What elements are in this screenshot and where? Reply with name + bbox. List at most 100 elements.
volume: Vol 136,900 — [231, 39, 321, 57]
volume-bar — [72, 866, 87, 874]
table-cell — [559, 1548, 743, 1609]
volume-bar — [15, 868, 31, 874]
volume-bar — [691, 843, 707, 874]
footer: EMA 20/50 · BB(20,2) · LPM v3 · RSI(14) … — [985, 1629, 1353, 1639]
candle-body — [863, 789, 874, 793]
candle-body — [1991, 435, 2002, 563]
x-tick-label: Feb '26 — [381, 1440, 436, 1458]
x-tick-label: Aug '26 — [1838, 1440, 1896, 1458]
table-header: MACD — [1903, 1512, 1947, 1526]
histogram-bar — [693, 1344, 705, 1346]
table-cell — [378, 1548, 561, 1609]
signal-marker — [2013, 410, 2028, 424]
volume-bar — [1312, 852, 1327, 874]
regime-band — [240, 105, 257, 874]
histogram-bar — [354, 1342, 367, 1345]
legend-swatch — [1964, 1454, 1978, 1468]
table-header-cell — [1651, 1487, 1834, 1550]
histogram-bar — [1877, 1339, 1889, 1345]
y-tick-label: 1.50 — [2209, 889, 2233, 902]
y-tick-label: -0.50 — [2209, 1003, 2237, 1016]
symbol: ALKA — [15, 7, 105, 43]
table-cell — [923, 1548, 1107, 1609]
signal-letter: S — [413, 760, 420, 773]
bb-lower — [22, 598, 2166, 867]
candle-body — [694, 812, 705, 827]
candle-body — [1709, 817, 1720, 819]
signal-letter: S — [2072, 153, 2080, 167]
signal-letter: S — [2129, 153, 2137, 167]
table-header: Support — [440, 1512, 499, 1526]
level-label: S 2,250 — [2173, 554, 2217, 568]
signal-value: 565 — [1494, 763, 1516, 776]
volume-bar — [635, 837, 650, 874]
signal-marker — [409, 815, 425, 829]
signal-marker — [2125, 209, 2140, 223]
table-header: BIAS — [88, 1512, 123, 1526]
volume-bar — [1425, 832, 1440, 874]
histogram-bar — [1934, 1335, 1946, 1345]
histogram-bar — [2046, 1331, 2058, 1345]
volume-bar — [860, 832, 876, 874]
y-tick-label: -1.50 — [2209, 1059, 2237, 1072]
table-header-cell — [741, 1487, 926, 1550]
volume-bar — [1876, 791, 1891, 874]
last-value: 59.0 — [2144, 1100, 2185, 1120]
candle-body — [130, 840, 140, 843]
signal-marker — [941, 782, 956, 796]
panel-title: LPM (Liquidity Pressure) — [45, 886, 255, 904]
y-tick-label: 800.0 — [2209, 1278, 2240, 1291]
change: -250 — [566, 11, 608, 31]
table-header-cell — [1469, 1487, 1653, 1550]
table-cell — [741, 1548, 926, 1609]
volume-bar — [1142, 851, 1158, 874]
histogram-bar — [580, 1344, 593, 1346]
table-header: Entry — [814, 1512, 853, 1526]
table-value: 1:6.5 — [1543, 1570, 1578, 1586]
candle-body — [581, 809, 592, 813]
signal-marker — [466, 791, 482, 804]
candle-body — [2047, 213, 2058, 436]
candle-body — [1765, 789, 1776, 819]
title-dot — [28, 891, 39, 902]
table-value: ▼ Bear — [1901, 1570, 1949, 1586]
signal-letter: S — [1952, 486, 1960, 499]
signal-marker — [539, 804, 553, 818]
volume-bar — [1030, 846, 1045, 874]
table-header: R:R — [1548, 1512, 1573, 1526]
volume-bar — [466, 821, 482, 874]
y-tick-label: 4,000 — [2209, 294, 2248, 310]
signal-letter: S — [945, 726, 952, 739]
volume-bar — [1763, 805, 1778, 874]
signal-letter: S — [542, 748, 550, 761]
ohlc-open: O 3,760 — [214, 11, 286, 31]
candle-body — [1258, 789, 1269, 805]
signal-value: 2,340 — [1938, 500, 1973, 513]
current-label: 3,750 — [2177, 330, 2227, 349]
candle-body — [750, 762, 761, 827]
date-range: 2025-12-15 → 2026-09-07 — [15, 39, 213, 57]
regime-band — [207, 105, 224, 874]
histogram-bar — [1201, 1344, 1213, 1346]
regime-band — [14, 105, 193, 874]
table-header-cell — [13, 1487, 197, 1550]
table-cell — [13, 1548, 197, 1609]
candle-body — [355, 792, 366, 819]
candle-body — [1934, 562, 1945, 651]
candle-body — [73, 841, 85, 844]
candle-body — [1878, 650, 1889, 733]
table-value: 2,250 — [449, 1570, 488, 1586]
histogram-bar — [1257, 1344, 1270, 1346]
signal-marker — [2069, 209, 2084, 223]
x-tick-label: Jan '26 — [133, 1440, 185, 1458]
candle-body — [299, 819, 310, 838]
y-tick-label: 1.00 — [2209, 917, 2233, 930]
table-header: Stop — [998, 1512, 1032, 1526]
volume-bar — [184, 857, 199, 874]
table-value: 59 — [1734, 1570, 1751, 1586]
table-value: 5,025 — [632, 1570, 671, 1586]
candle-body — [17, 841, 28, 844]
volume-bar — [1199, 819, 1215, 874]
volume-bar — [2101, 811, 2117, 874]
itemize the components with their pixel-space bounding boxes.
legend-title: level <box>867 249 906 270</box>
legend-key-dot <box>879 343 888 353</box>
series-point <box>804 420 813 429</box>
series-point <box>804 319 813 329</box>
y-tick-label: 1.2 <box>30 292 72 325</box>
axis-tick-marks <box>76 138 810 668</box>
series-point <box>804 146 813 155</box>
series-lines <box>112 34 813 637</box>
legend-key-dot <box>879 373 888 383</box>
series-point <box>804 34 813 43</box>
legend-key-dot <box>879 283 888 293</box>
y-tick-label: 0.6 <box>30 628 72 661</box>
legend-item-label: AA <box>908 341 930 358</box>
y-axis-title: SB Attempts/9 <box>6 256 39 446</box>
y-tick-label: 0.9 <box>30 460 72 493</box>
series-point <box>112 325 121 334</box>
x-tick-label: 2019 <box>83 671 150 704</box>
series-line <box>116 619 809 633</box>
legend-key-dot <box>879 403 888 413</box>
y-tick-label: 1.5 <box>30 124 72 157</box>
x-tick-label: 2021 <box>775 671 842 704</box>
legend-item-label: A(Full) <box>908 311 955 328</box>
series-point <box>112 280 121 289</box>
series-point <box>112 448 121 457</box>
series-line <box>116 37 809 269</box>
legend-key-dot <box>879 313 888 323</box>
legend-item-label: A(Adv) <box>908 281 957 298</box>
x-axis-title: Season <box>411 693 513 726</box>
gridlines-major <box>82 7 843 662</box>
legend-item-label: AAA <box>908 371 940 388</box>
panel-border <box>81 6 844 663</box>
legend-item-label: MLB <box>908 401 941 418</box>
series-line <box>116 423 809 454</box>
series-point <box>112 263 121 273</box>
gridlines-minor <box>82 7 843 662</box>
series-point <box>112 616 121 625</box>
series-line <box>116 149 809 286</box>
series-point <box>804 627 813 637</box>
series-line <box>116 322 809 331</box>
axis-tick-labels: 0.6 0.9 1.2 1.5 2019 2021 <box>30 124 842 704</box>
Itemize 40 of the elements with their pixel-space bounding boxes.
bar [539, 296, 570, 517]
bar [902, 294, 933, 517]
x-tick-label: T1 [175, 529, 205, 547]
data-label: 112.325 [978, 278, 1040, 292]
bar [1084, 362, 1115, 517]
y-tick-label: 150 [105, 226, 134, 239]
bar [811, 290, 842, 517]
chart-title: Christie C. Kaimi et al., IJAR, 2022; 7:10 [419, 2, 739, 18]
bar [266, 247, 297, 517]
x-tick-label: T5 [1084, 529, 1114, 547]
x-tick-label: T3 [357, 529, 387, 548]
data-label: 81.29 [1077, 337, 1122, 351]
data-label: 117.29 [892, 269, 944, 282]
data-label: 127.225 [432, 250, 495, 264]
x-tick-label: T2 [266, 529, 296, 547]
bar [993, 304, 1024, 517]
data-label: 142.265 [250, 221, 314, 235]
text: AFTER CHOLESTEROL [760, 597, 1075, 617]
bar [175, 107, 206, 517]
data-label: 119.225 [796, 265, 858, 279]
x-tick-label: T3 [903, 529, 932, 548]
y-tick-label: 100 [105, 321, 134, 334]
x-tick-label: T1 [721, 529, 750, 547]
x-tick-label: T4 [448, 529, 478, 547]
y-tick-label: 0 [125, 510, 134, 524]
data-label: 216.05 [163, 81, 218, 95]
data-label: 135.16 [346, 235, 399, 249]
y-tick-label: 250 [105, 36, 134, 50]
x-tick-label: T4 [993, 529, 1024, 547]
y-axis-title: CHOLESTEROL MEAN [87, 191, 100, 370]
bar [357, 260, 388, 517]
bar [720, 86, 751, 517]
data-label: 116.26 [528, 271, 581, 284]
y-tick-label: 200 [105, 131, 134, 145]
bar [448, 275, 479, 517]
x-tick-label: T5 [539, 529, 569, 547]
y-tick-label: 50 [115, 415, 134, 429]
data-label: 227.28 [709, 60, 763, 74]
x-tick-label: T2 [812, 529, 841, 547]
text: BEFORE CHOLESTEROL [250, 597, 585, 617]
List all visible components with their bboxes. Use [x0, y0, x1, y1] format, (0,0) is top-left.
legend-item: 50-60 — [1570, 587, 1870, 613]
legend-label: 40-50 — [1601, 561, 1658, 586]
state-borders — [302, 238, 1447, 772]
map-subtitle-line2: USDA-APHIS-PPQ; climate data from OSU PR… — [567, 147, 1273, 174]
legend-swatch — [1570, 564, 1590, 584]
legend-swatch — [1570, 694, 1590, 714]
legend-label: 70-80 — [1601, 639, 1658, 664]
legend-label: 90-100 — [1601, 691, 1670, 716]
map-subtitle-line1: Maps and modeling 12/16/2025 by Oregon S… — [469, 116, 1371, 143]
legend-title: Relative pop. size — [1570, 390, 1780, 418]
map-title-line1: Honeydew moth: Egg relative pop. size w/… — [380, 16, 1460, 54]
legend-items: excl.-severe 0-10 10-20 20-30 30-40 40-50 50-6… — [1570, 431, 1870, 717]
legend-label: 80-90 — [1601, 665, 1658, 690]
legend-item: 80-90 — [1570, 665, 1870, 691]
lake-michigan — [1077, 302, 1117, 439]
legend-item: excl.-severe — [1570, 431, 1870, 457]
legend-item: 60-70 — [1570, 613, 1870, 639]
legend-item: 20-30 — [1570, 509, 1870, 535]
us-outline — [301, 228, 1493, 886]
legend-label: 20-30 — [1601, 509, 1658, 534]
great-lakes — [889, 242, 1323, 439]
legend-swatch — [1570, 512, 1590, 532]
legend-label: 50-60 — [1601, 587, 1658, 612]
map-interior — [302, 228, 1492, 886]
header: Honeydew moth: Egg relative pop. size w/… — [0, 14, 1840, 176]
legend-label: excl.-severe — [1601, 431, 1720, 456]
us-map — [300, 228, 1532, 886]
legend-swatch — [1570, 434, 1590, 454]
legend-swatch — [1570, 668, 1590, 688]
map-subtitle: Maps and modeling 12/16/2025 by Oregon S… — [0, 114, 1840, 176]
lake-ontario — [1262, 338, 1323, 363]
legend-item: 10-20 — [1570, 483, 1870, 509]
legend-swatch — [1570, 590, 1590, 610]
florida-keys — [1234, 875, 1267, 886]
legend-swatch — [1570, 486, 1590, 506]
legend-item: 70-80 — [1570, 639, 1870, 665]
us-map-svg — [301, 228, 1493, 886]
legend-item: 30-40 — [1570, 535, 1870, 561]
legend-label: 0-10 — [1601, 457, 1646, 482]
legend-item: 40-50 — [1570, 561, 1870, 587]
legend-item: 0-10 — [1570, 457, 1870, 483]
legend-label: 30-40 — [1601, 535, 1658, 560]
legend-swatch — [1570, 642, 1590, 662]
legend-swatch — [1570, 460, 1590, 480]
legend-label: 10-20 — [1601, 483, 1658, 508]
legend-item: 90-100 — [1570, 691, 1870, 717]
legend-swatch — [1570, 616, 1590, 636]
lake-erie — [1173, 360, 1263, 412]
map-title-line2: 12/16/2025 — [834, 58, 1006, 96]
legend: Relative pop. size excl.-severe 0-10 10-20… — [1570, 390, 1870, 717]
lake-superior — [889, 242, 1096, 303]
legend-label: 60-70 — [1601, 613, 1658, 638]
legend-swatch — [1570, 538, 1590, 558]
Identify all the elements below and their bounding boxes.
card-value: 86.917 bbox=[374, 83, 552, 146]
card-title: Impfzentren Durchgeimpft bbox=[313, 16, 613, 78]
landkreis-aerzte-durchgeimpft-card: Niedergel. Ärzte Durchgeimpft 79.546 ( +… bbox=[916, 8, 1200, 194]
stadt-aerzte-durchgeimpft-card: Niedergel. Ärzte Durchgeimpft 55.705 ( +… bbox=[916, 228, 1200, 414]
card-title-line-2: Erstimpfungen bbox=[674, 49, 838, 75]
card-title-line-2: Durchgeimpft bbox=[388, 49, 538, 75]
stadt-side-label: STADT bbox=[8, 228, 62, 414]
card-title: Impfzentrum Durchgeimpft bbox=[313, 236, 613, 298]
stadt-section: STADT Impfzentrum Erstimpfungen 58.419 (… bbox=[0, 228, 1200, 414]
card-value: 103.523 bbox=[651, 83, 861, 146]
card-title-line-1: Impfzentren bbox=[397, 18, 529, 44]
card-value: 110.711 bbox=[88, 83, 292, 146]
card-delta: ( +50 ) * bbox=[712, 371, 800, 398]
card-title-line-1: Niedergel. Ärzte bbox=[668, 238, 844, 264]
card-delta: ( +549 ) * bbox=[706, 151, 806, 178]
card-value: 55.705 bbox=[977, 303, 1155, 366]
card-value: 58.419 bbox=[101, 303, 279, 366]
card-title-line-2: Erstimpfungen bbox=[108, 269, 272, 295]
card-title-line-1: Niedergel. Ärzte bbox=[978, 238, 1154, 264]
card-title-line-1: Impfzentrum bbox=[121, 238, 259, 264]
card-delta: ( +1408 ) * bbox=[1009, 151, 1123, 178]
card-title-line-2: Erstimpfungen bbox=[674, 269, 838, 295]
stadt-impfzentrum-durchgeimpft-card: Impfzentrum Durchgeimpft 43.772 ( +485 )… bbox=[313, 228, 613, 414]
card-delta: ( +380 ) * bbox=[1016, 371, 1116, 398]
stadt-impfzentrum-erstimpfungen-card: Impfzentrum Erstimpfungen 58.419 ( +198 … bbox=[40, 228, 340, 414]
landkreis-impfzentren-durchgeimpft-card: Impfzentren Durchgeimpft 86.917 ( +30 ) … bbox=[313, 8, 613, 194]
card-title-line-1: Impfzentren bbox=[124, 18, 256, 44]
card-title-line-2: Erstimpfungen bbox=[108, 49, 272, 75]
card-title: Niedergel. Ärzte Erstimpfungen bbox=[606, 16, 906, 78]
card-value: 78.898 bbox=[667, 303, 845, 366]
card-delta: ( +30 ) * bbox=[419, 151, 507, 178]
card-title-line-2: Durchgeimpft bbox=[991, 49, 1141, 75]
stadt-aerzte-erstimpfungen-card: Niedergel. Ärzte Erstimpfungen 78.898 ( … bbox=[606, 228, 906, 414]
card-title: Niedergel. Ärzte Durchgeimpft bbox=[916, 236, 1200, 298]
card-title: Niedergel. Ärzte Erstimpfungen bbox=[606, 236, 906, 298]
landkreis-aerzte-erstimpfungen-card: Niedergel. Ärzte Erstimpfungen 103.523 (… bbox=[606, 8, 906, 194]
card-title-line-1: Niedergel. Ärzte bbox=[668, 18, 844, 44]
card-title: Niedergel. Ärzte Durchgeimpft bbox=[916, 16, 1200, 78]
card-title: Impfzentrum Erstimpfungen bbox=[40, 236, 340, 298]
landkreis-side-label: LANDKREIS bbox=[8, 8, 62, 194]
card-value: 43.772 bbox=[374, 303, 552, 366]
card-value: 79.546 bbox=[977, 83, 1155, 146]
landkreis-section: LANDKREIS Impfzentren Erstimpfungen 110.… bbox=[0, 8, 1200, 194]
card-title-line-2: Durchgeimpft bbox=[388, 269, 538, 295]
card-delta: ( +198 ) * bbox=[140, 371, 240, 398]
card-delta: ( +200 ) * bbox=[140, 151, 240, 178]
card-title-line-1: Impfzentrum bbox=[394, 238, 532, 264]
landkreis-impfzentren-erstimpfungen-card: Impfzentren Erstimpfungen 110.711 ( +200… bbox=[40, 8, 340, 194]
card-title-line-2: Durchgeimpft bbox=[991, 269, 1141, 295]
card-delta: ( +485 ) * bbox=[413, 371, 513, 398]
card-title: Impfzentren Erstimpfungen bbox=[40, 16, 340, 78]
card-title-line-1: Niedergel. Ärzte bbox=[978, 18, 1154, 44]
________________
◆ **DO THIS**: Copy out the lines word for word, from the first line up to and including the one that contains "signal-marker — [941, 782, 956, 796]".

◆ **THE OUTPUT**:
What elements are in this screenshot and where? Reply with name + bbox. List at most 100 elements.
volume: Vol 136,900 — [231, 39, 321, 57]
volume-bar — [72, 866, 87, 874]
table-cell — [559, 1548, 743, 1609]
volume-bar — [15, 868, 31, 874]
volume-bar — [691, 843, 707, 874]
footer: EMA 20/50 · BB(20,2) · LPM v3 · RSI(14) … — [985, 1629, 1353, 1639]
candle-body — [863, 789, 874, 793]
candle-body — [1991, 435, 2002, 563]
x-tick-label: Feb '26 — [381, 1440, 436, 1458]
x-tick-label: Aug '26 — [1838, 1440, 1896, 1458]
table-header: MACD — [1903, 1512, 1947, 1526]
histogram-bar — [693, 1344, 705, 1346]
table-cell — [378, 1548, 561, 1609]
signal-marker — [2013, 410, 2028, 424]
volume-bar — [1312, 852, 1327, 874]
regime-band — [240, 105, 257, 874]
histogram-bar — [354, 1342, 367, 1345]
legend-swatch — [1964, 1454, 1978, 1468]
table-header-cell — [1651, 1487, 1834, 1550]
histogram-bar — [1877, 1339, 1889, 1345]
y-tick-label: 1.50 — [2209, 889, 2233, 902]
y-tick-label: -0.50 — [2209, 1003, 2237, 1016]
symbol: ALKA — [15, 7, 105, 43]
table-cell — [923, 1548, 1107, 1609]
signal-letter: S — [413, 760, 420, 773]
bb-lower — [22, 598, 2166, 867]
candle-body — [694, 812, 705, 827]
candle-body — [1709, 817, 1720, 819]
signal-letter: S — [2072, 153, 2080, 167]
signal-letter: S — [2129, 153, 2137, 167]
table-header: Support — [440, 1512, 499, 1526]
level-label: S 2,250 — [2173, 554, 2217, 568]
signal-value: 565 — [1494, 763, 1516, 776]
volume-bar — [635, 837, 650, 874]
signal-marker — [409, 815, 425, 829]
signal-marker — [2125, 209, 2140, 223]
table-header: BIAS — [88, 1512, 123, 1526]
volume-bar — [1425, 832, 1440, 874]
histogram-bar — [1934, 1335, 1946, 1345]
histogram-bar — [2046, 1331, 2058, 1345]
volume-bar — [860, 832, 876, 874]
y-tick-label: -1.50 — [2209, 1059, 2237, 1072]
table-header-cell — [741, 1487, 926, 1550]
volume-bar — [1876, 791, 1891, 874]
last-value: 59.0 — [2144, 1100, 2185, 1120]
candle-body — [130, 840, 140, 843]
signal-marker — [941, 782, 956, 796]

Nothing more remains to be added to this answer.